►

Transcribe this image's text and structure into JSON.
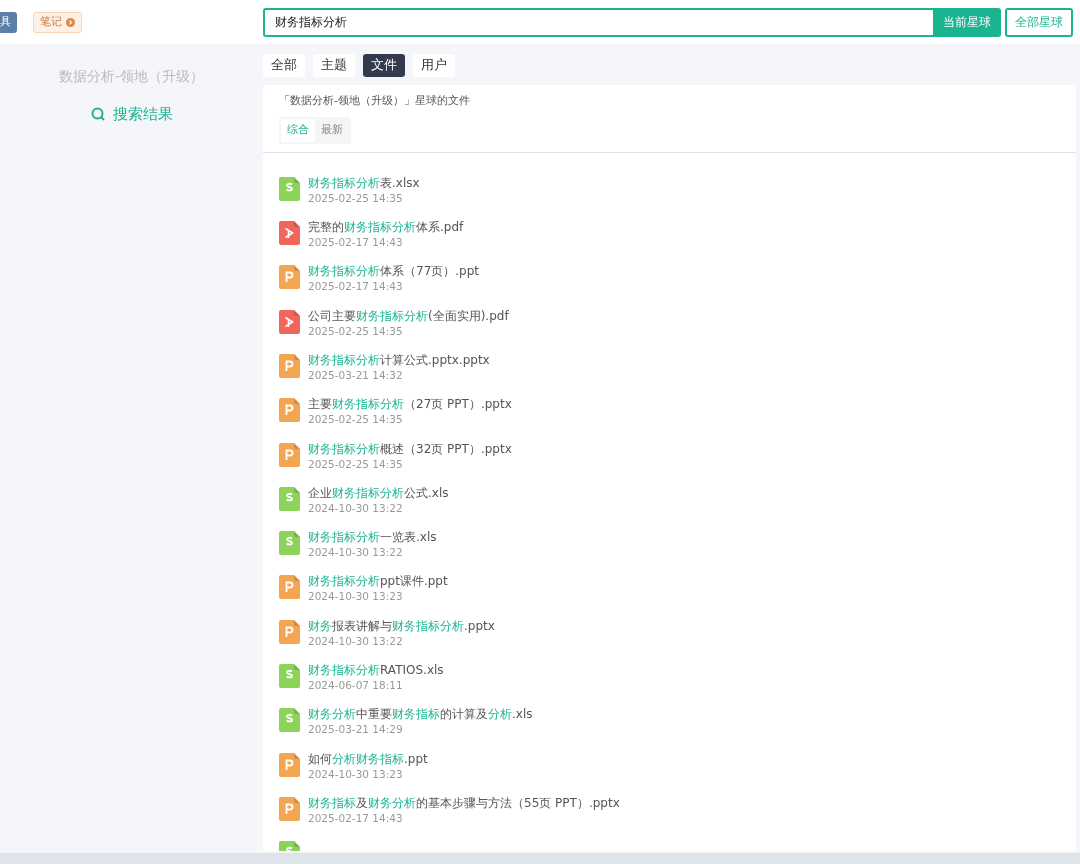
{
  "header": {
    "badges": [
      {
        "label": "具",
        "kind": "tool"
      },
      {
        "label": "笔记",
        "kind": "note"
      }
    ],
    "search": {
      "value": "财务指标分析"
    },
    "buttons": [
      {
        "label": "当前星球",
        "selected": true
      },
      {
        "label": "全部星球",
        "selected": false
      }
    ]
  },
  "sidebar": {
    "title": "数据分析-领地（升级）",
    "items": [
      {
        "label": "搜索结果",
        "selected": true
      }
    ]
  },
  "tabs": [
    {
      "label": "全部",
      "selected": false
    },
    {
      "label": "主题",
      "selected": false
    },
    {
      "label": "文件",
      "selected": true
    },
    {
      "label": "用户",
      "selected": false
    }
  ],
  "panel": {
    "heading": "「数据分析-领地（升级）」星球的文件",
    "sort_tabs": [
      {
        "label": "综合",
        "selected": true
      },
      {
        "label": "最新",
        "selected": false
      }
    ]
  },
  "files": [
    {
      "kind": "sheet",
      "name": [
        {
          "text": "财务指标分析",
          "highlight": true
        },
        {
          "text": "表.xlsx",
          "highlight": false
        }
      ],
      "time": "2025-02-25 14:35"
    },
    {
      "kind": "pdf",
      "name": [
        {
          "text": "完整的",
          "highlight": false
        },
        {
          "text": "财务指标分析",
          "highlight": true
        },
        {
          "text": "体系.pdf",
          "highlight": false
        }
      ],
      "time": "2025-02-17 14:43"
    },
    {
      "kind": "ppt",
      "name": [
        {
          "text": "财务指标分析",
          "highlight": true
        },
        {
          "text": "体系（77页）.ppt",
          "highlight": false
        }
      ],
      "time": "2025-02-17 14:43"
    },
    {
      "kind": "pdf",
      "name": [
        {
          "text": "公司主要",
          "highlight": false
        },
        {
          "text": "财务指标分析",
          "highlight": true
        },
        {
          "text": "(全面实用).pdf",
          "highlight": false
        }
      ],
      "time": "2025-02-25 14:35"
    },
    {
      "kind": "ppt",
      "name": [
        {
          "text": "财务指标分析",
          "highlight": true
        },
        {
          "text": "计算公式.pptx.pptx",
          "highlight": false
        }
      ],
      "time": "2025-03-21 14:32"
    },
    {
      "kind": "ppt",
      "name": [
        {
          "text": "主要",
          "highlight": false
        },
        {
          "text": "财务指标分析",
          "highlight": true
        },
        {
          "text": "（27页 PPT）.pptx",
          "highlight": false
        }
      ],
      "time": "2025-02-25 14:35"
    },
    {
      "kind": "ppt",
      "name": [
        {
          "text": "财务指标分析",
          "highlight": true
        },
        {
          "text": "概述（32页 PPT）.pptx",
          "highlight": false
        }
      ],
      "time": "2025-02-25 14:35"
    },
    {
      "kind": "sheet",
      "name": [
        {
          "text": "企业",
          "highlight": false
        },
        {
          "text": "财务指标分析",
          "highlight": true
        },
        {
          "text": "公式.xls",
          "highlight": false
        }
      ],
      "time": "2024-10-30 13:22"
    },
    {
      "kind": "sheet",
      "name": [
        {
          "text": "财务指标分析",
          "highlight": true
        },
        {
          "text": "一览表.xls",
          "highlight": false
        }
      ],
      "time": "2024-10-30 13:22"
    },
    {
      "kind": "ppt",
      "name": [
        {
          "text": "财务指标分析",
          "highlight": true
        },
        {
          "text": "ppt课件.ppt",
          "highlight": false
        }
      ],
      "time": "2024-10-30 13:23"
    },
    {
      "kind": "ppt",
      "name": [
        {
          "text": "财务",
          "highlight": true
        },
        {
          "text": "报表讲解与",
          "highlight": false
        },
        {
          "text": "财务指标分析",
          "highlight": true
        },
        {
          "text": ".pptx",
          "highlight": false
        }
      ],
      "time": "2024-10-30 13:22"
    },
    {
      "kind": "sheet",
      "name": [
        {
          "text": "财务指标分析",
          "highlight": true
        },
        {
          "text": "RATIOS.xls",
          "highlight": false
        }
      ],
      "time": "2024-06-07 18:11"
    },
    {
      "kind": "sheet",
      "name": [
        {
          "text": "财务分析",
          "highlight": true
        },
        {
          "text": "中重要",
          "highlight": false
        },
        {
          "text": "财务指标",
          "highlight": true
        },
        {
          "text": "的计算及",
          "highlight": false
        },
        {
          "text": "分析",
          "highlight": true
        },
        {
          "text": ".xls",
          "highlight": false
        }
      ],
      "time": "2025-03-21 14:29"
    },
    {
      "kind": "ppt",
      "name": [
        {
          "text": "如何",
          "highlight": false
        },
        {
          "text": "分析财务指标",
          "highlight": true
        },
        {
          "text": ".ppt",
          "highlight": false
        }
      ],
      "time": "2024-10-30 13:23"
    },
    {
      "kind": "ppt",
      "name": [
        {
          "text": "财务指标",
          "highlight": true
        },
        {
          "text": "及",
          "highlight": false
        },
        {
          "text": "财务分析",
          "highlight": true
        },
        {
          "text": "的基本步骤与方法（55页 PPT）.pptx",
          "highlight": false
        }
      ],
      "time": "2025-02-17 14:43"
    },
    {
      "kind": "sheet"
    }
  ]
}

◄

◆ Description of the task
Print every record above exactly as written, leaving out the pictures.

◆ Response to this task
Transcribe this image's text and structure into JSON.
{
  "header": {
    "badges": [
      {
        "label": "具",
        "kind": "tool"
      },
      {
        "label": "笔记",
        "kind": "note"
      }
    ],
    "search": {
      "value": "财务指标分析"
    },
    "buttons": [
      {
        "label": "当前星球",
        "selected": true
      },
      {
        "label": "全部星球",
        "selected": false
      }
    ]
  },
  "sidebar": {
    "title": "数据分析-领地（升级）",
    "items": [
      {
        "label": "搜索结果",
        "selected": true
      }
    ]
  },
  "tabs": [
    {
      "label": "全部",
      "selected": false
    },
    {
      "label": "主题",
      "selected": false
    },
    {
      "label": "文件",
      "selected": true
    },
    {
      "label": "用户",
      "selected": false
    }
  ],
  "panel": {
    "heading": "「数据分析-领地（升级）」星球的文件",
    "sort_tabs": [
      {
        "label": "综合",
        "selected": true
      },
      {
        "label": "最新",
        "selected": false
      }
    ]
  },
  "files": [
    {
      "kind": "sheet",
      "name": [
        {
          "text": "财务指标分析",
          "highlight": true
        },
        {
          "text": "表.xlsx",
          "highlight": false
        }
      ],
      "time": "2025-02-25 14:35"
    },
    {
      "kind": "pdf",
      "name": [
        {
          "text": "完整的",
          "highlight": false
        },
        {
          "text": "财务指标分析",
          "highlight": true
        },
        {
          "text": "体系.pdf",
          "highlight": false
        }
      ],
      "time": "2025-02-17 14:43"
    },
    {
      "kind": "ppt",
      "name": [
        {
          "text": "财务指标分析",
          "highlight": true
        },
        {
          "text": "体系（77页）.ppt",
          "highlight": false
        }
      ],
      "time": "2025-02-17 14:43"
    },
    {
      "kind": "pdf",
      "name": [
        {
          "text": "公司主要",
          "highlight": false
        },
        {
          "text": "财务指标分析",
          "highlight": true
        },
        {
          "text": "(全面实用).pdf",
          "highlight": false
        }
      ],
      "time": "2025-02-25 14:35"
    },
    {
      "kind": "ppt",
      "name": [
        {
          "text": "财务指标分析",
          "highlight": true
        },
        {
          "text": "计算公式.pptx.pptx",
          "highlight": false
        }
      ],
      "time": "2025-03-21 14:32"
    },
    {
      "kind": "ppt",
      "name": [
        {
          "text": "主要",
          "highlight": false
        },
        {
          "text": "财务指标分析",
          "highlight": true
        },
        {
          "text": "（27页 PPT）.pptx",
          "highlight": false
        }
      ],
      "time": "2025-02-25 14:35"
    },
    {
      "kind": "ppt",
      "name": [
        {
          "text": "财务指标分析",
          "highlight": true
        },
        {
          "text": "概述（32页 PPT）.pptx",
          "highlight": false
        }
      ],
      "time": "2025-02-25 14:35"
    },
    {
      "kind": "sheet",
      "name": [
        {
          "text": "企业",
          "highlight": false
        },
        {
          "text": "财务指标分析",
          "highlight": true
        },
        {
          "text": "公式.xls",
          "highlight": false
        }
      ],
      "time": "2024-10-30 13:22"
    },
    {
      "kind": "sheet",
      "name": [
        {
          "text": "财务指标分析",
          "highlight": true
        },
        {
          "text": "一览表.xls",
          "highlight": false
        }
      ],
      "time": "2024-10-30 13:22"
    },
    {
      "kind": "ppt",
      "name": [
        {
          "text": "财务指标分析",
          "highlight": true
        },
        {
          "text": "ppt课件.ppt",
          "highlight": false
        }
      ],
      "time": "2024-10-30 13:23"
    },
    {
      "kind": "ppt",
      "name": [
        {
          "text": "财务",
          "highlight": true
        },
        {
          "text": "报表讲解与",
          "highlight": false
        },
        {
          "text": "财务指标分析",
          "highlight": true
        },
        {
          "text": ".pptx",
          "highlight": false
        }
      ],
      "time": "2024-10-30 13:22"
    },
    {
      "kind": "sheet",
      "name": [
        {
          "text": "财务指标分析",
          "highlight": true
        },
        {
          "text": "RATIOS.xls",
          "highlight": false
        }
      ],
      "time": "2024-06-07 18:11"
    },
    {
      "kind": "sheet",
      "name": [
        {
          "text": "财务分析",
          "highlight": true
        },
        {
          "text": "中重要",
          "highlight": false
        },
        {
          "text": "财务指标",
          "highlight": true
        },
        {
          "text": "的计算及",
          "highlight": false
        },
        {
          "text": "分析",
          "highlight": true
        },
        {
          "text": ".xls",
          "highlight": false
        }
      ],
      "time": "2025-03-21 14:29"
    },
    {
      "kind": "ppt",
      "name": [
        {
          "text": "如何",
          "highlight": false
        },
        {
          "text": "分析财务指标",
          "highlight": true
        },
        {
          "text": ".ppt",
          "highlight": false
        }
      ],
      "time": "2024-10-30 13:23"
    },
    {
      "kind": "ppt",
      "name": [
        {
          "text": "财务指标",
          "highlight": true
        },
        {
          "text": "及",
          "highlight": false
        },
        {
          "text": "财务分析",
          "highlight": true
        },
        {
          "text": "的基本步骤与方法（55页 PPT）.pptx",
          "highlight": false
        }
      ],
      "time": "2025-02-17 14:43"
    },
    {
      "kind": "sheet"
    }
  ]
}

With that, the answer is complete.